• _Exercise inputs_:

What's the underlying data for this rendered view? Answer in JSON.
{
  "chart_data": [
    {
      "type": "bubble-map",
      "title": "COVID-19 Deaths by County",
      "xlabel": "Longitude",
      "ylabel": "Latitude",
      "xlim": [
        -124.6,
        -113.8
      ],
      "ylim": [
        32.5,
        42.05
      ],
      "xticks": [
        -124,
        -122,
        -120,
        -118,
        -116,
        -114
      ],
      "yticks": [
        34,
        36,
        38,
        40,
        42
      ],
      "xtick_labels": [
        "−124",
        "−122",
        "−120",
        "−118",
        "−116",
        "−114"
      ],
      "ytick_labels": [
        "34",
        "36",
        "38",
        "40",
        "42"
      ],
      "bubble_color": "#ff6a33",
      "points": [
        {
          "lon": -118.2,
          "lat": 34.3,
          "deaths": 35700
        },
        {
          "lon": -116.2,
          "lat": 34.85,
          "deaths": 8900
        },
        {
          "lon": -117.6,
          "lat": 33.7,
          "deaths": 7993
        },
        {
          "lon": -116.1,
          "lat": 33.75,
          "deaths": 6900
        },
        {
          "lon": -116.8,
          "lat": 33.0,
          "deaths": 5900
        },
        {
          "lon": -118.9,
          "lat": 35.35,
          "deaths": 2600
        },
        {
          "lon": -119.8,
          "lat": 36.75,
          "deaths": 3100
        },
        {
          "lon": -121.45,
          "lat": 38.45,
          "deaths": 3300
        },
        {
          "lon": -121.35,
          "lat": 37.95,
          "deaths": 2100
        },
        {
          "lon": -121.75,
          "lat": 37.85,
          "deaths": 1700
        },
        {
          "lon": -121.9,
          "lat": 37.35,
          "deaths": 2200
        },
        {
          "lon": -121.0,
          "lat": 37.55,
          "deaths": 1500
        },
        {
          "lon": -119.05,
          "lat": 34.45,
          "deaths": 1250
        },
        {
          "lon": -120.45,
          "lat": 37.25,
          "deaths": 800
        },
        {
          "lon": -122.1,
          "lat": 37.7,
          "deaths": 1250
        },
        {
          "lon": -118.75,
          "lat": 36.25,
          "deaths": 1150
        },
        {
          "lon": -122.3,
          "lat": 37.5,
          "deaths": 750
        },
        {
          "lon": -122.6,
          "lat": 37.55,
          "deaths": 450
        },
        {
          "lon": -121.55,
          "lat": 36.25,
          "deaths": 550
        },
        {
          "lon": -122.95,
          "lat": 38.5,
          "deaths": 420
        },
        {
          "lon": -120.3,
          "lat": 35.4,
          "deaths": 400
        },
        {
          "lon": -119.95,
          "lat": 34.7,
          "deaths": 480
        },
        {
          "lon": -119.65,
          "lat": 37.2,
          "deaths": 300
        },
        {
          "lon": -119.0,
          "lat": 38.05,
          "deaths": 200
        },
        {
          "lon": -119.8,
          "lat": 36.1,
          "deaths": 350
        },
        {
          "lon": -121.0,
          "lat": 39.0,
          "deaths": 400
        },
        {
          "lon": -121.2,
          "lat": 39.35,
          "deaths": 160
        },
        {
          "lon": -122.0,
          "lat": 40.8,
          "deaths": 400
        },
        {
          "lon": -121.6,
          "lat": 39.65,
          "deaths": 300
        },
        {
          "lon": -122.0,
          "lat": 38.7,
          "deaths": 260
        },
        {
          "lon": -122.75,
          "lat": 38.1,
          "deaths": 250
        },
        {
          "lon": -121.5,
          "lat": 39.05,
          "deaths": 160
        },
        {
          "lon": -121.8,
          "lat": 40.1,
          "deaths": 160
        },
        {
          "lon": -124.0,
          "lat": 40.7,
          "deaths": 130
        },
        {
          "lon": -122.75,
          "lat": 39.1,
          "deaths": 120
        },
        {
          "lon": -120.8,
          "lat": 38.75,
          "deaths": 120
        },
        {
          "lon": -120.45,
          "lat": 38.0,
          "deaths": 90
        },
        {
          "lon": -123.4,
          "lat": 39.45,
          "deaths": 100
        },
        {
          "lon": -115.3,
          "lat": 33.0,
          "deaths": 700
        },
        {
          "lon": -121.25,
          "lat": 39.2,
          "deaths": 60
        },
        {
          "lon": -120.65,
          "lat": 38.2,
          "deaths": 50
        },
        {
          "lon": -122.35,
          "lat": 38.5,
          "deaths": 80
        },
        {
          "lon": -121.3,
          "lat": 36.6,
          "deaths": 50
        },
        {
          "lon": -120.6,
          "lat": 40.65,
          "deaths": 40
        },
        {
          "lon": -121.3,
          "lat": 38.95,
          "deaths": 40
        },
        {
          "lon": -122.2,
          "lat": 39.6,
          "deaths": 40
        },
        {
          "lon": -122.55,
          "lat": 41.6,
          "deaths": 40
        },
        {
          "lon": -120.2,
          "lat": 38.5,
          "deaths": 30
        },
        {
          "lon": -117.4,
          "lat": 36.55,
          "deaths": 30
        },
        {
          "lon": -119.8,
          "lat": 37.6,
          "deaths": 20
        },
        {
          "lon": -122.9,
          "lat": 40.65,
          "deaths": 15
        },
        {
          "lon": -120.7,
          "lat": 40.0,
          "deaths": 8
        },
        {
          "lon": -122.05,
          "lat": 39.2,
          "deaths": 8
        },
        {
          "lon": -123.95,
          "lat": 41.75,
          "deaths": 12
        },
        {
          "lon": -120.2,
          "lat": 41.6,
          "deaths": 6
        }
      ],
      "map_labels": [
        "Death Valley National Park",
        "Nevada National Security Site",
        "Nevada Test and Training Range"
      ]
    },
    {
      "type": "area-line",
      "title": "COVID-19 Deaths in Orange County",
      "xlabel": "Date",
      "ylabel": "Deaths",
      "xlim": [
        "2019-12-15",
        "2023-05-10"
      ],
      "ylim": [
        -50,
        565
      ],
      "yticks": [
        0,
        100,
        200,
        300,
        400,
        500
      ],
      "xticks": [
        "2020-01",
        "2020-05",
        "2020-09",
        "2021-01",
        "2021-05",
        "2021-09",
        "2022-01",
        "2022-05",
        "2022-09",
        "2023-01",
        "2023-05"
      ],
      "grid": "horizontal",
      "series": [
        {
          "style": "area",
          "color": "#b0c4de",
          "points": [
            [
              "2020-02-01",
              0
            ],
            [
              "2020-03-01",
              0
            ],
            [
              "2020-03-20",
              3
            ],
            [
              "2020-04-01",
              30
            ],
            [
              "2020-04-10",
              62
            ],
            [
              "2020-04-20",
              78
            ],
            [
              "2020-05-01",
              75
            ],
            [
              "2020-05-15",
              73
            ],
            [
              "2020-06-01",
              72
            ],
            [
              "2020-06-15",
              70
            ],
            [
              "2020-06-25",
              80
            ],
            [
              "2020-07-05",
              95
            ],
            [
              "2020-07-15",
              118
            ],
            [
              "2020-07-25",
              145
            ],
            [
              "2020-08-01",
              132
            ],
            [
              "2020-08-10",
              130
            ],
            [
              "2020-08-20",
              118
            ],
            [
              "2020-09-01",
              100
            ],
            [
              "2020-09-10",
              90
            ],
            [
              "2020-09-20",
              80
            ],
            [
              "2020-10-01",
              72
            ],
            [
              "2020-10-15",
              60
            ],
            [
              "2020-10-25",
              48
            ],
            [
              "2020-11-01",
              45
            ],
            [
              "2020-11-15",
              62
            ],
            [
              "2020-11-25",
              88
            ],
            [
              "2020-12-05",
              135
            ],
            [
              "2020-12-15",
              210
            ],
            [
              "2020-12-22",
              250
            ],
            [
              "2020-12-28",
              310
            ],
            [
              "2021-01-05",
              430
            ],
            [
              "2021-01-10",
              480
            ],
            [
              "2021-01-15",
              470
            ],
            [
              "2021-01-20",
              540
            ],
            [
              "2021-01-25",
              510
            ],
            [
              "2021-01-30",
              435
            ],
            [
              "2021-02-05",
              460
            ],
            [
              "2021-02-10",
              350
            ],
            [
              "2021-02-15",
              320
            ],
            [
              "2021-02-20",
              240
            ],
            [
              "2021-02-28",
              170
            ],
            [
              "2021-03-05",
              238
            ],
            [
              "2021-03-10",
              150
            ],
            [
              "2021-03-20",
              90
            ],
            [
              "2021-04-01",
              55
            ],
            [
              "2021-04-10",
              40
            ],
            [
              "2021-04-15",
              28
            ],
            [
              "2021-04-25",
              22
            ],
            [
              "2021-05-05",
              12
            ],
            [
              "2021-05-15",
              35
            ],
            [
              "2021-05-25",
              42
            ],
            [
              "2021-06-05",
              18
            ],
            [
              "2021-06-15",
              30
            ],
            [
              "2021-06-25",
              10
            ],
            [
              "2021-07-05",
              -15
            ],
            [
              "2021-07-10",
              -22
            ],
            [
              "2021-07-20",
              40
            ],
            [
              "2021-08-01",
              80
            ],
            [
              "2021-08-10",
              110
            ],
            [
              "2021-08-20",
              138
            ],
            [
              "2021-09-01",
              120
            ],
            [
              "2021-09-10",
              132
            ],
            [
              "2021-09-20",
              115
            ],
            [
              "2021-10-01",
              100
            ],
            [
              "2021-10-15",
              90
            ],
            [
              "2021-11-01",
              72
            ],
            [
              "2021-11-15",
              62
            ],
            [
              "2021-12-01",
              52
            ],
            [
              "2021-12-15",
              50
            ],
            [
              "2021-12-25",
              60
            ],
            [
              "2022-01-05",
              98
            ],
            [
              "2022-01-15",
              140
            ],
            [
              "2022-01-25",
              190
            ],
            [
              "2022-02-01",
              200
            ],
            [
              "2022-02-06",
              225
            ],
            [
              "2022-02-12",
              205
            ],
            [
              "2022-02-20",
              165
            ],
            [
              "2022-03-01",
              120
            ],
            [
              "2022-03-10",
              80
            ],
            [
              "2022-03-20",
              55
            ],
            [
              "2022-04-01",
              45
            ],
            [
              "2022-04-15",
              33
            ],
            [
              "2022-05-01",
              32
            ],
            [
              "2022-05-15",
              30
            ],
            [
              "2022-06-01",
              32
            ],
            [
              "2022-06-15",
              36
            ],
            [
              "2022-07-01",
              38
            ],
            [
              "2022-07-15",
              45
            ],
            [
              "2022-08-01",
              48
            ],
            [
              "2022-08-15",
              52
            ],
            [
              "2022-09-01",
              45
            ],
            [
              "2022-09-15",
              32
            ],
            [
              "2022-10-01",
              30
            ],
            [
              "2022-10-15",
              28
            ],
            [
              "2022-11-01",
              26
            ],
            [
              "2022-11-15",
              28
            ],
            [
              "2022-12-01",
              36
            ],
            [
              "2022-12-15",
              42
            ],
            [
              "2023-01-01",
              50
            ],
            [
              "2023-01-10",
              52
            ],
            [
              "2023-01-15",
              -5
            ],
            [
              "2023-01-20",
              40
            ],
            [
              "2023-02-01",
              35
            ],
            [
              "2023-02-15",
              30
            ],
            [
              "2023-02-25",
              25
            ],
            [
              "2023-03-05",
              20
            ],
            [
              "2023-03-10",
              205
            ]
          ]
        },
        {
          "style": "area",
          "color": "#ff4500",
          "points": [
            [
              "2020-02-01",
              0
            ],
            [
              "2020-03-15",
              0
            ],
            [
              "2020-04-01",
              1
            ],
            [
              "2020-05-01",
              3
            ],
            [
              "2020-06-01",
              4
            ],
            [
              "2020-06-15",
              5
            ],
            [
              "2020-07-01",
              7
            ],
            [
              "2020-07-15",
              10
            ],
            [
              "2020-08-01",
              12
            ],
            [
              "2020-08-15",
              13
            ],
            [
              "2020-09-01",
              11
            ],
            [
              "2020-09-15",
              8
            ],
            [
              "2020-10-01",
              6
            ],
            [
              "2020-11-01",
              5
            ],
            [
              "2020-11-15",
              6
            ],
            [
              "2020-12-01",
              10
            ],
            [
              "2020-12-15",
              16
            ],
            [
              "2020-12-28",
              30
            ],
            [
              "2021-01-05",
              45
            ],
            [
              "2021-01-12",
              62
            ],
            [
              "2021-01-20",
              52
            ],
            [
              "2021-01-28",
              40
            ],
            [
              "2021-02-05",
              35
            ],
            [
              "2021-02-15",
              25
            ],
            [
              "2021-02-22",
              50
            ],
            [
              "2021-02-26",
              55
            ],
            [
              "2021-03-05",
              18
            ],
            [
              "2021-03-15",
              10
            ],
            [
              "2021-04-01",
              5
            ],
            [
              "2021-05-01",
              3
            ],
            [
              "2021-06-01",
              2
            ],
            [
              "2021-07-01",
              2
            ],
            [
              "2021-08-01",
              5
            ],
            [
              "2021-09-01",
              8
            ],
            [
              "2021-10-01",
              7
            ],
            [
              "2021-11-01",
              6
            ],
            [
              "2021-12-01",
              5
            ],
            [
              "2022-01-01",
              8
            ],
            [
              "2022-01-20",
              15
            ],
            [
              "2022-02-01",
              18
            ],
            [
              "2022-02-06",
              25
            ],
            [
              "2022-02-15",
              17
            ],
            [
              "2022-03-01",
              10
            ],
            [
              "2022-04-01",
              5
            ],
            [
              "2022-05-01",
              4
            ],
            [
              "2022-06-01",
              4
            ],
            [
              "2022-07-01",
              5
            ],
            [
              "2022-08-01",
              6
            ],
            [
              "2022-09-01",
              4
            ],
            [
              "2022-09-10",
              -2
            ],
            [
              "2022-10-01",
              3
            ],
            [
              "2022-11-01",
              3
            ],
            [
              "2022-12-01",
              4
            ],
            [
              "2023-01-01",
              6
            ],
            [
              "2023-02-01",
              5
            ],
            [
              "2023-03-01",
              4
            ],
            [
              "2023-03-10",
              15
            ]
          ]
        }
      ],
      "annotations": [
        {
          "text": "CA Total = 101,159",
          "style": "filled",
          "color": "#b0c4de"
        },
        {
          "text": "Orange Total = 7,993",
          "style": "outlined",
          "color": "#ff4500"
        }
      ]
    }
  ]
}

• _Goal_:
Of the lines in the records, determine how many contain the word "title", and report that number alone.

• _Full solution_:
2